▶ _Request_: Only the lines holding the string "title" are needed. Copy each one.

▶ _Records for the task_:
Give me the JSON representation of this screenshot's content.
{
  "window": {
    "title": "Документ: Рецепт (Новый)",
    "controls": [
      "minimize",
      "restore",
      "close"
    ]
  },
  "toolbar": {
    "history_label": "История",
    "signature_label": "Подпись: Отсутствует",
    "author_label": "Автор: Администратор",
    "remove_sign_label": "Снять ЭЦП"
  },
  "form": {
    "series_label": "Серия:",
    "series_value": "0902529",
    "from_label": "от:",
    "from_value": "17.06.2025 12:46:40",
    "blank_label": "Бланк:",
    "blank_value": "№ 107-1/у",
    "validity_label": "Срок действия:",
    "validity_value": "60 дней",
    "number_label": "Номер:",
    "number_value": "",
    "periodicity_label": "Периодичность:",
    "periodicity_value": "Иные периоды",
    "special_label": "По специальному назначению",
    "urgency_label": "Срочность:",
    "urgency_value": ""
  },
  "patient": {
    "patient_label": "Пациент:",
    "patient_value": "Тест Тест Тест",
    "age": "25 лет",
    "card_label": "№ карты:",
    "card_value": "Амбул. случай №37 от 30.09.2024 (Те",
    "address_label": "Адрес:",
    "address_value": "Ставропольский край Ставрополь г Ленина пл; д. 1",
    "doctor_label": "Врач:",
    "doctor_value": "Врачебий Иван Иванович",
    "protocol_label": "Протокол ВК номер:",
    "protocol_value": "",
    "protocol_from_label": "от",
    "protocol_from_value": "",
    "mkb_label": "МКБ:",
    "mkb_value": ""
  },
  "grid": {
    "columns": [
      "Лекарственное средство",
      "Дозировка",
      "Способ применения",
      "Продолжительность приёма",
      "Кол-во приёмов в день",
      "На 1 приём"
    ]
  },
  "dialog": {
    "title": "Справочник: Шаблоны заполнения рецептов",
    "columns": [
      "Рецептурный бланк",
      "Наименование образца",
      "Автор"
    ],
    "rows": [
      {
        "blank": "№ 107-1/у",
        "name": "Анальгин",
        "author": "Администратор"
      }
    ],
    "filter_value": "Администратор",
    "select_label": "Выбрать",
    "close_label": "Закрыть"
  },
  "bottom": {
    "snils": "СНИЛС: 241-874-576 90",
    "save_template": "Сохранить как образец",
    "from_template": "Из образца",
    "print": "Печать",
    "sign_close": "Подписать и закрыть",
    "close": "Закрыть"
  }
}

--

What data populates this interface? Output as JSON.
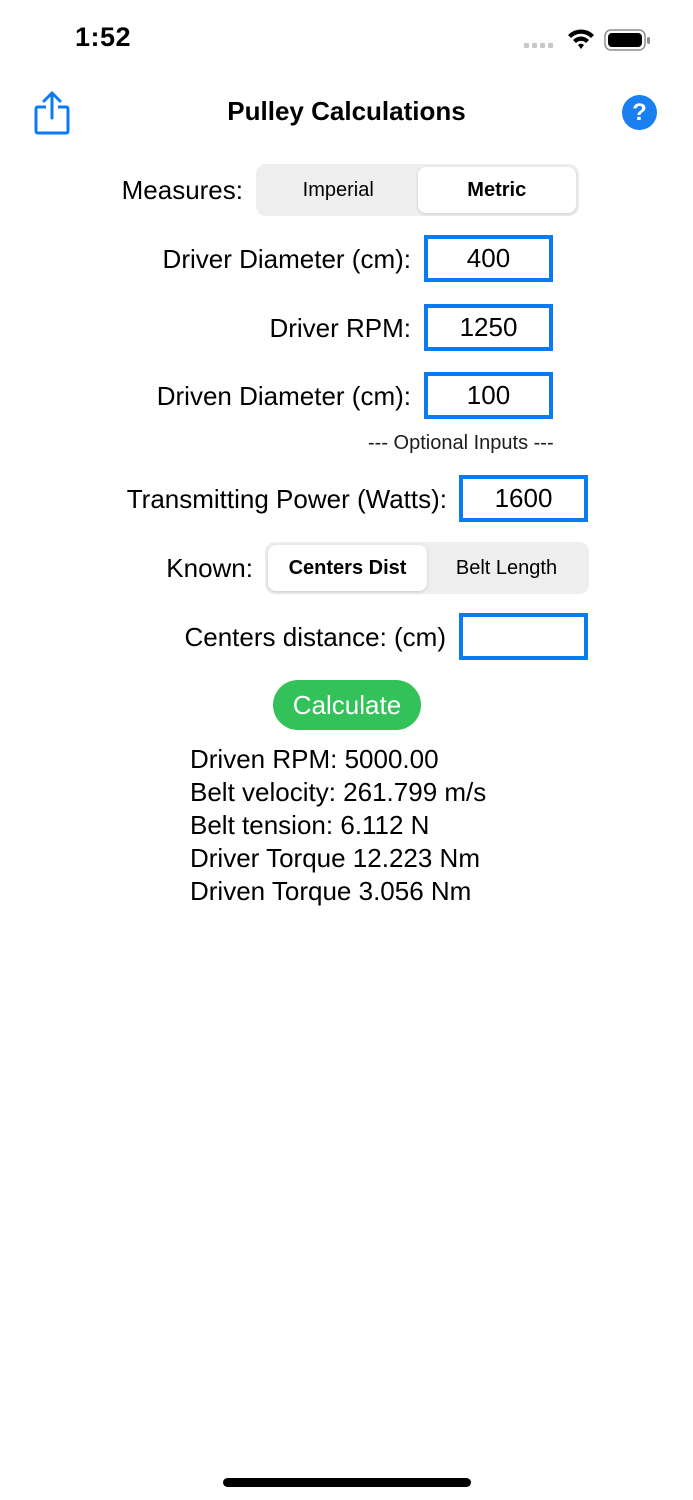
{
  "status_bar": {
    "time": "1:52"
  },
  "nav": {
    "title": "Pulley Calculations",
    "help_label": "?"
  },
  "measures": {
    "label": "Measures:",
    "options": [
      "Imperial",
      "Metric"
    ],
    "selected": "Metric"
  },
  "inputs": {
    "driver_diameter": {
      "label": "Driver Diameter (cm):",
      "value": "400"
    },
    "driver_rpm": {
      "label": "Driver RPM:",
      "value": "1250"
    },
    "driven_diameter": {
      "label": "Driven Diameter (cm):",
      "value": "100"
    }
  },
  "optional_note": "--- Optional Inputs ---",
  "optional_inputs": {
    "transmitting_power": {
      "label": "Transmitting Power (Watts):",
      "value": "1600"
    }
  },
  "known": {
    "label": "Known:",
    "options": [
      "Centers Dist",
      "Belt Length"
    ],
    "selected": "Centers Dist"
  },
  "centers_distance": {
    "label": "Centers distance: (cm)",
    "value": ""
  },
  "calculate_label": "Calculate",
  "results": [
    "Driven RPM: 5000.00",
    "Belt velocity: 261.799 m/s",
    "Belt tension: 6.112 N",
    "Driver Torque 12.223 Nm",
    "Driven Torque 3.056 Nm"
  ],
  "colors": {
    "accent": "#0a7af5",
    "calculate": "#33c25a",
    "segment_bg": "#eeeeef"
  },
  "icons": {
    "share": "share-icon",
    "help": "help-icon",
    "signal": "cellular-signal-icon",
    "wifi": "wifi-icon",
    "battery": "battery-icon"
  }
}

▶ _Answer in full_:
    "title": "Документ: Рецепт (Новый)",
    "title": "Справочник: Шаблоны заполнения рецептов",
    "title": "Pulley Calculations",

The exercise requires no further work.